_Goal_: Rewrite the lines as a numbered list, starting at the first line and ending at the line that contains "ruler-cell (1588, 770, 1591, 776)", with both ends included and blank lines omitted.

[Rows from a dataset]

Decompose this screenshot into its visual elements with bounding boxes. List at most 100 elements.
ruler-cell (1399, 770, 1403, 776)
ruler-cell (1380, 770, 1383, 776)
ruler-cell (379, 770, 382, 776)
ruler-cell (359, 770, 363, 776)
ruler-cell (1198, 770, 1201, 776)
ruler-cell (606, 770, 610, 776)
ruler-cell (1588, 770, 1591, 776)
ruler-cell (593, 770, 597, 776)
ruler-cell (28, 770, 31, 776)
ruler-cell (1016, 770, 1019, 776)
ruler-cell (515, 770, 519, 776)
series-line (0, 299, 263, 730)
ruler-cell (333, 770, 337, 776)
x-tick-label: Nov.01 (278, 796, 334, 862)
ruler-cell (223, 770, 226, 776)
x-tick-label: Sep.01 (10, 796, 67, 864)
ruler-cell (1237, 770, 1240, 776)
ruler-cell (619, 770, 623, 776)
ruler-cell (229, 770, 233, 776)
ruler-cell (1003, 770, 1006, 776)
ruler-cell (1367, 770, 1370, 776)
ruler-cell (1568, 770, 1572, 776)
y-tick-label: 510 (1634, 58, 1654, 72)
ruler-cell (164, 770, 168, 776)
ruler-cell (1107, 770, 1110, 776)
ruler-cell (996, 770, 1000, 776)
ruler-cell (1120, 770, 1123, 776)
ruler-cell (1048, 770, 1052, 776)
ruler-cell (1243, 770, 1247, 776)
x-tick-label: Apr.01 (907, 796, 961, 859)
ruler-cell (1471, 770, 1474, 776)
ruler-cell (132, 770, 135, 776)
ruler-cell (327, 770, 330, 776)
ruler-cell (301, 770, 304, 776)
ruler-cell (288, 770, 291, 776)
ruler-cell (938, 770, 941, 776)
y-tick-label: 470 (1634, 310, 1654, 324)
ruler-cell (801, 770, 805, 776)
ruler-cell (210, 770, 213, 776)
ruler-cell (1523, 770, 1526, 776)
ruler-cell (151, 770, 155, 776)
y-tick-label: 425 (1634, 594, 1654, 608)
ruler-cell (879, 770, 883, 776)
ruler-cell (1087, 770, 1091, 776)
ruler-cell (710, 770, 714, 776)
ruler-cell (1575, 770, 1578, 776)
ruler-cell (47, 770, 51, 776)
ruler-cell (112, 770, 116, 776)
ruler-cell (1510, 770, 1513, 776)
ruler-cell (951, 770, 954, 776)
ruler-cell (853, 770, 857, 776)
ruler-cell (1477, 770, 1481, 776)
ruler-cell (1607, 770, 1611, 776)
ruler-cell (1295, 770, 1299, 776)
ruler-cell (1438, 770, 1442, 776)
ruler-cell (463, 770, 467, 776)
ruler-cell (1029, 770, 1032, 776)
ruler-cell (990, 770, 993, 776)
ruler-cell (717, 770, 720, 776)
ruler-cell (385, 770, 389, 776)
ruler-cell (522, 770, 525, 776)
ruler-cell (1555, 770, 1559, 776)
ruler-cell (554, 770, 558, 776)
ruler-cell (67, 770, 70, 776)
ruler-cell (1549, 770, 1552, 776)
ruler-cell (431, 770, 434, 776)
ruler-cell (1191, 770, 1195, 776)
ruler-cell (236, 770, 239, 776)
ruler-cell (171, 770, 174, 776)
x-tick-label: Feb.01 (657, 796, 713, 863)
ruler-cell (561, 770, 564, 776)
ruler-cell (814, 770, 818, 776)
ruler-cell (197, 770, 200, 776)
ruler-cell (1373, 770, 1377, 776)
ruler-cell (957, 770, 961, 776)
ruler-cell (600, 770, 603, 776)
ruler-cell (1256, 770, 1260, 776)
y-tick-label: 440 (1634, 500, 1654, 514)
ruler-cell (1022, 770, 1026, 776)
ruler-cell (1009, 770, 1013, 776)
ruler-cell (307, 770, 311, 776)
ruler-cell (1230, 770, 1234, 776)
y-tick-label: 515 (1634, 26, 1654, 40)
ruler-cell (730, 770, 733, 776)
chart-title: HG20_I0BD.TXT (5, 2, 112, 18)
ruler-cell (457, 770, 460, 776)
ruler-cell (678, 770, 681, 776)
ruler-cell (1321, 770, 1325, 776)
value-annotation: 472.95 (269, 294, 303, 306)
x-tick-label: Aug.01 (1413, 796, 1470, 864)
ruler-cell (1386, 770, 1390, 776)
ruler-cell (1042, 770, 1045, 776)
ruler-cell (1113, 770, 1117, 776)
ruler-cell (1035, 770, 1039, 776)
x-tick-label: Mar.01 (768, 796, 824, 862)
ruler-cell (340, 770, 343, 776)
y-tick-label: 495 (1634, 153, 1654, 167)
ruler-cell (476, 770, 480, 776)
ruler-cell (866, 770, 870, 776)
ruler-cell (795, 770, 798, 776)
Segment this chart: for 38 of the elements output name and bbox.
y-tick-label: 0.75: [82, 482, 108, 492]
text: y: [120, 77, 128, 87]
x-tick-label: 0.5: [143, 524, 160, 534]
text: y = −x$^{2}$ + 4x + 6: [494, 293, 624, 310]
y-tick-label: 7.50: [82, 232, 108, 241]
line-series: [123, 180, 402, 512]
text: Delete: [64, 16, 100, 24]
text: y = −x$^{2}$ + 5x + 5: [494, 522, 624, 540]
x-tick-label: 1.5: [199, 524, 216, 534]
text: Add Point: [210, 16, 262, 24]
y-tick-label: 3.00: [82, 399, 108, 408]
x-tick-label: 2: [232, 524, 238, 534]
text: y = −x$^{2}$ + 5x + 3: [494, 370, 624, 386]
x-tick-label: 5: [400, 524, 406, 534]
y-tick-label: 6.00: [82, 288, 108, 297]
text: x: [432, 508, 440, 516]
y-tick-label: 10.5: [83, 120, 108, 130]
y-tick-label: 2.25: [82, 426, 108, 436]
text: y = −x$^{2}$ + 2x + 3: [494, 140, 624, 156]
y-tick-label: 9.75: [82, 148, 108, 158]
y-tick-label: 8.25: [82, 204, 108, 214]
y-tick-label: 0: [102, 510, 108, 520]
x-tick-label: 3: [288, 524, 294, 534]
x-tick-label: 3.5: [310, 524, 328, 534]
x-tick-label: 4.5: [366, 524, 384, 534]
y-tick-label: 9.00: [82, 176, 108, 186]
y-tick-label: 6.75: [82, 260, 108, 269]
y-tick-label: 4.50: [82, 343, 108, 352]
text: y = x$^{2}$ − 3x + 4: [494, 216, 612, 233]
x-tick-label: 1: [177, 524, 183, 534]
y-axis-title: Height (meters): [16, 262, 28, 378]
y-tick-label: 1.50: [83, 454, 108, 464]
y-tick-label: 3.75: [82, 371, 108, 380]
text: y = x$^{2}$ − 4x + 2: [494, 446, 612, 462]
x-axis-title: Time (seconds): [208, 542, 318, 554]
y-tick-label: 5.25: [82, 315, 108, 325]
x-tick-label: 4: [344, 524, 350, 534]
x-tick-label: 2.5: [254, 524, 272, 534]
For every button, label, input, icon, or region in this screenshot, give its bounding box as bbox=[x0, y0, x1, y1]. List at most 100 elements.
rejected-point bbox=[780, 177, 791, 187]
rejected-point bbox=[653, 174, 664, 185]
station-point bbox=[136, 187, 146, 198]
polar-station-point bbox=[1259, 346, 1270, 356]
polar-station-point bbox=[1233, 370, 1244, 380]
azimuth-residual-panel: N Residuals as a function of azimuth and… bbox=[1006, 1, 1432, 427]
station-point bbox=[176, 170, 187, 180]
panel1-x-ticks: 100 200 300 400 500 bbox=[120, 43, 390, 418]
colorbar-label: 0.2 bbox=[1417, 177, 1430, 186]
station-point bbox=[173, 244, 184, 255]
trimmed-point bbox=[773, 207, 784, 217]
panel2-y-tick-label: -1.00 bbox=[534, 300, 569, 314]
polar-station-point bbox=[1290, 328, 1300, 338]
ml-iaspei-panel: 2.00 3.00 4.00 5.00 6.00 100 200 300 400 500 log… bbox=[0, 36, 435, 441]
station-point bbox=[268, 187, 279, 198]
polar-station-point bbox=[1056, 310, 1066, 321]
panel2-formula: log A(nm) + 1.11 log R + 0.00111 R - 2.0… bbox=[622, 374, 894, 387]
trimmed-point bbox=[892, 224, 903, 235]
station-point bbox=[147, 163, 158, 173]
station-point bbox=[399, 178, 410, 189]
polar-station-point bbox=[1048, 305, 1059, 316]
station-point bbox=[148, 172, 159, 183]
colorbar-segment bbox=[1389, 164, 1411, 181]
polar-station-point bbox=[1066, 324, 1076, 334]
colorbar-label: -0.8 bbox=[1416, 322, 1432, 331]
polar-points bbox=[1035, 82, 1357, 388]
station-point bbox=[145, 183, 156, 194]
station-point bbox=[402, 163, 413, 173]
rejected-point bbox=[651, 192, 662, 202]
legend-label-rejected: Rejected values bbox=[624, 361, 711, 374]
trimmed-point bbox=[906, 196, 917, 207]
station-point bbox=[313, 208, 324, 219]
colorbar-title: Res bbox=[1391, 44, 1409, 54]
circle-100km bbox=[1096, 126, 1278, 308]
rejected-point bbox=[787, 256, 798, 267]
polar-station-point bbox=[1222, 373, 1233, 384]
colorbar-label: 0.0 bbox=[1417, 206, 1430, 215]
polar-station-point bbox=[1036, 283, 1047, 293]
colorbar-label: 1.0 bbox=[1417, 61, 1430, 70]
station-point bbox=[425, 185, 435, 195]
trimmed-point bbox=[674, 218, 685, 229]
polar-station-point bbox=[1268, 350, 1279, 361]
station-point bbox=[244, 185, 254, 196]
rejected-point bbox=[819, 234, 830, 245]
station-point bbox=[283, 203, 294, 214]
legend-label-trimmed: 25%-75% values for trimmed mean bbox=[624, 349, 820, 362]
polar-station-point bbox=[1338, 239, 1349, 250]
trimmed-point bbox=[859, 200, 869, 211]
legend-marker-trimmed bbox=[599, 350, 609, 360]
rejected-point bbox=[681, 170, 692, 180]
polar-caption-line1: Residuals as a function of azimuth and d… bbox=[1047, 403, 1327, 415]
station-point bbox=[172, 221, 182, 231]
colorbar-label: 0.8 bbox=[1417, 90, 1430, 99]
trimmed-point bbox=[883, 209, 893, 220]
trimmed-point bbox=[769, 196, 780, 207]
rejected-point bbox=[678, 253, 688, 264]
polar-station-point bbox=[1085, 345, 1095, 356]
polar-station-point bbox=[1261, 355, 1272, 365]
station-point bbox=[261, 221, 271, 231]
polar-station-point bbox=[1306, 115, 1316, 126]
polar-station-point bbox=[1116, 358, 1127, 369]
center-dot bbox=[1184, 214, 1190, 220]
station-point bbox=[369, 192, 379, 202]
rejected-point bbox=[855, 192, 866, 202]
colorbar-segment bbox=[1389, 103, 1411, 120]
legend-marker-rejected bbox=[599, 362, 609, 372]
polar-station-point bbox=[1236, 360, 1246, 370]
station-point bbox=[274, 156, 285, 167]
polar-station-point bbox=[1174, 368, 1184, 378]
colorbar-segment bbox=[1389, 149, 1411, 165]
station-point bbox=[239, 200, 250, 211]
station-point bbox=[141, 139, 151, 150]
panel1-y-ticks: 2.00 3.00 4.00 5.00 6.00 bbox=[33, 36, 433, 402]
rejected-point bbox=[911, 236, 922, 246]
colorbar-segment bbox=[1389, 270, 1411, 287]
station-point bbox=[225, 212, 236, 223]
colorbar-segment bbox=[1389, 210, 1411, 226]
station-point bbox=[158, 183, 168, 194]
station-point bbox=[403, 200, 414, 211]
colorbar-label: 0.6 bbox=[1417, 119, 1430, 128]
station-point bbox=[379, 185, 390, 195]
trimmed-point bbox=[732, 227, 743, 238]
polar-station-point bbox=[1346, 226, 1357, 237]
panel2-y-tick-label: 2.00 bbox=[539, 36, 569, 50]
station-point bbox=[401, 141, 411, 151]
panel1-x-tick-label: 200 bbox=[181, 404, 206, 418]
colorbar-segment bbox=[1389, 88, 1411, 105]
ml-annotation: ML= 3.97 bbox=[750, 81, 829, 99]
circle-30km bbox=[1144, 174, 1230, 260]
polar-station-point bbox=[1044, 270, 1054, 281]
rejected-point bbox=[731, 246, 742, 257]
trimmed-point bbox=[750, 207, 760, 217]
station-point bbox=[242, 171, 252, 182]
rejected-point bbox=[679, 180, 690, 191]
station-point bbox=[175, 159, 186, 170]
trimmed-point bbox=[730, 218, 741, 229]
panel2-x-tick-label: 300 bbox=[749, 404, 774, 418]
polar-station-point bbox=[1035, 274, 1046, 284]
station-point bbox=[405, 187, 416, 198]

_Answer below_:
1. Decompose this screenshot into its visual elements with bounding boxes. List at most 100 elements.
2. ruler-cell (1399, 770, 1403, 776)
3. ruler-cell (1380, 770, 1383, 776)
4. ruler-cell (379, 770, 382, 776)
5. ruler-cell (359, 770, 363, 776)
6. ruler-cell (1198, 770, 1201, 776)
7. ruler-cell (606, 770, 610, 776)
8. ruler-cell (1588, 770, 1591, 776)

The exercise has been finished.